Required action 1 >>
Answer these questions about the HackerBot-Claw article:
(a) How many repositories did the autonomous AI bot compromise, and over what period?
(b) Which kind of workflow is named as the common vulnerability?
(c) What blocked one of the attacks?
Required action 2 >>
In the HackerBot-Claw article, what are all the ways AI agents are said to amplify attack surfaces?

Text under study >>
● ● ● ● ● ● ●

HackerBot-Claw and the Rise of AI Agent Supply Chain Attacks on GitHub Actions

An autonomous AI bot systematically compromised seven major open-source repositories in one week. Here's what tech startups need to know about securing GitHub Actions against AI-powered supply chain attacks.

13 min read·

Key Takeaways

  • An autonomous AI bot compromised 7 major repositories in one week, including Trivy, Microsoft, DataDog, and CNCF projects.
  • The common vulnerability: pull_request_target workflows that checkout untrusted code with elevated permissions.
  • AI agents amplify attack surfaces through speed, scale, contextual understanding, and new injection vectors like prompt poisoning.
  • One attack was blocked when Claude AI detected a prompt injection attempt and refused to comply.
  • Compliance frameworks require action: SOC 2 and ISO 27001 mandate supply chain risk management and CI/CD security controls.

● ● ● ● ● ● ●

Extracted material >>
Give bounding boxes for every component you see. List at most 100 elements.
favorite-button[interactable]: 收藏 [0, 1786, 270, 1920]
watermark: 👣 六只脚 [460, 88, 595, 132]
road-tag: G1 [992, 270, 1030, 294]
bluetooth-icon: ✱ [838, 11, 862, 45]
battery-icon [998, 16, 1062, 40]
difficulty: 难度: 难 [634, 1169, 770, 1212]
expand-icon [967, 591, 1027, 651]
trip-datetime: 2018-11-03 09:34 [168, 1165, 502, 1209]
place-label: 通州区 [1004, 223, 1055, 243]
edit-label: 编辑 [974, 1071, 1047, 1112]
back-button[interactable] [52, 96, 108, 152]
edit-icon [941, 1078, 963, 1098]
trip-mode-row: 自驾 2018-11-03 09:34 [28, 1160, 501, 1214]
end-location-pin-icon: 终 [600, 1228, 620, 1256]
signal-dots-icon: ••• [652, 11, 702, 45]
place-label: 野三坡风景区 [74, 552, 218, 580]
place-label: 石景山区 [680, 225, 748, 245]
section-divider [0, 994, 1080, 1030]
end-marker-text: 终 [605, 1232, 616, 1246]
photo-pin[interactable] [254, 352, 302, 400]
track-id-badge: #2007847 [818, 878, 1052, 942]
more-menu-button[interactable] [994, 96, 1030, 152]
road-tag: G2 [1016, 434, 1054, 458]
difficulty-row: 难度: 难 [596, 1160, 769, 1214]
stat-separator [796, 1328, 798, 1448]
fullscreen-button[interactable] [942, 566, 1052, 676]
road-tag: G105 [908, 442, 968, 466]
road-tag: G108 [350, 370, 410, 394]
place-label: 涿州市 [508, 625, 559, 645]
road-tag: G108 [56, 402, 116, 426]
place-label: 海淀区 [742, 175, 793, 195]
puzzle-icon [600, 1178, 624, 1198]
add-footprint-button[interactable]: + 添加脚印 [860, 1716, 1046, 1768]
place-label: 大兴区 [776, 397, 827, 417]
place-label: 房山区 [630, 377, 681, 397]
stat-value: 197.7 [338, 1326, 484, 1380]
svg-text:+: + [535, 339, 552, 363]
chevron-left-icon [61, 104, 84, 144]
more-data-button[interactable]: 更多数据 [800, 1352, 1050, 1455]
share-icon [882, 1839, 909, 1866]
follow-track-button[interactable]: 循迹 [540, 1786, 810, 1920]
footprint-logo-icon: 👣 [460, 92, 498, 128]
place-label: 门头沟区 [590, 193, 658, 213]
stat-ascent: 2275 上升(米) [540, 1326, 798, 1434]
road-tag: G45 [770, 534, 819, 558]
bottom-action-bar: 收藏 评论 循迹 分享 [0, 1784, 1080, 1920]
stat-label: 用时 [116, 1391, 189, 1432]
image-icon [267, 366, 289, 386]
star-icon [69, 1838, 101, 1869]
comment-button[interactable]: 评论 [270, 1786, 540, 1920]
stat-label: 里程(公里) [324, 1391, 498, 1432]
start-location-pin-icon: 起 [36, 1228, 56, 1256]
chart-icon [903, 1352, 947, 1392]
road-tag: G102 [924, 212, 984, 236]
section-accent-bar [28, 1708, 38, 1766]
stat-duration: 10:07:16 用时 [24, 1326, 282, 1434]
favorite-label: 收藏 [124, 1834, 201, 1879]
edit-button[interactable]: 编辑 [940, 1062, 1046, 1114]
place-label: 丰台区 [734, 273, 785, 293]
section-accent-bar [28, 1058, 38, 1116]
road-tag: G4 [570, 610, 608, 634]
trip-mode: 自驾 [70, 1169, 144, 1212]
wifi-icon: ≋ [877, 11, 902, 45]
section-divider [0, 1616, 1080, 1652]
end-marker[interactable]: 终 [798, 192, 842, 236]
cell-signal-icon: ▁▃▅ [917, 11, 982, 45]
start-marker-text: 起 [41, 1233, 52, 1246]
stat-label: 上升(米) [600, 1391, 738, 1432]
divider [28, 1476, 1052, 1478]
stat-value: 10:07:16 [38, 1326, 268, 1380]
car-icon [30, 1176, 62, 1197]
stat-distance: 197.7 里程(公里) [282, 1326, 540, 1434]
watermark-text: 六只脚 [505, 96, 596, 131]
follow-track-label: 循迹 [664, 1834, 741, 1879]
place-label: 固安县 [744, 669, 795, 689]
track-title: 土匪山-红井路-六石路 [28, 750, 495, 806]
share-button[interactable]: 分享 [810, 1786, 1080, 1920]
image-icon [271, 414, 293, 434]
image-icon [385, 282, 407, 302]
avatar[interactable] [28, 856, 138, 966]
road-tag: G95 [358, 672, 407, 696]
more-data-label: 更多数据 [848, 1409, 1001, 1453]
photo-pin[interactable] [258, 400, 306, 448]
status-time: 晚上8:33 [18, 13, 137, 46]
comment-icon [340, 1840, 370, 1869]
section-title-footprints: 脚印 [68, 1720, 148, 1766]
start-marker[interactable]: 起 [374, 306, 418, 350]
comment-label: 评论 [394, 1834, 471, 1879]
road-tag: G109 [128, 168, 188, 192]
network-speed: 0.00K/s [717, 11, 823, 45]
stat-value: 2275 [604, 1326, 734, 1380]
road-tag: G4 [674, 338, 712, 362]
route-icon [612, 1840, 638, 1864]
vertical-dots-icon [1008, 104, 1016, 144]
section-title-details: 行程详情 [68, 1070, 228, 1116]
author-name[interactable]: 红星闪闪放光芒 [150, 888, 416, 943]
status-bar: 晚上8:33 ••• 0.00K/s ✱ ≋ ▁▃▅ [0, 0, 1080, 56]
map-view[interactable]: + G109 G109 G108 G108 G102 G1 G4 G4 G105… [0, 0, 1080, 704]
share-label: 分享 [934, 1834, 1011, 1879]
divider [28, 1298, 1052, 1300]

● ● ● ● ● ● ●

Written response 1 >>
(a) Seven major repositories in one week.
(b) pull_request_target workflows that checkout untrusted code with elevated permissions.
(c) Claude AI detected a prompt injection attempt and refused to comply.

Written response 2 >>
Speed, scale, contextual understanding, and new injection vectors like prompt poisoning.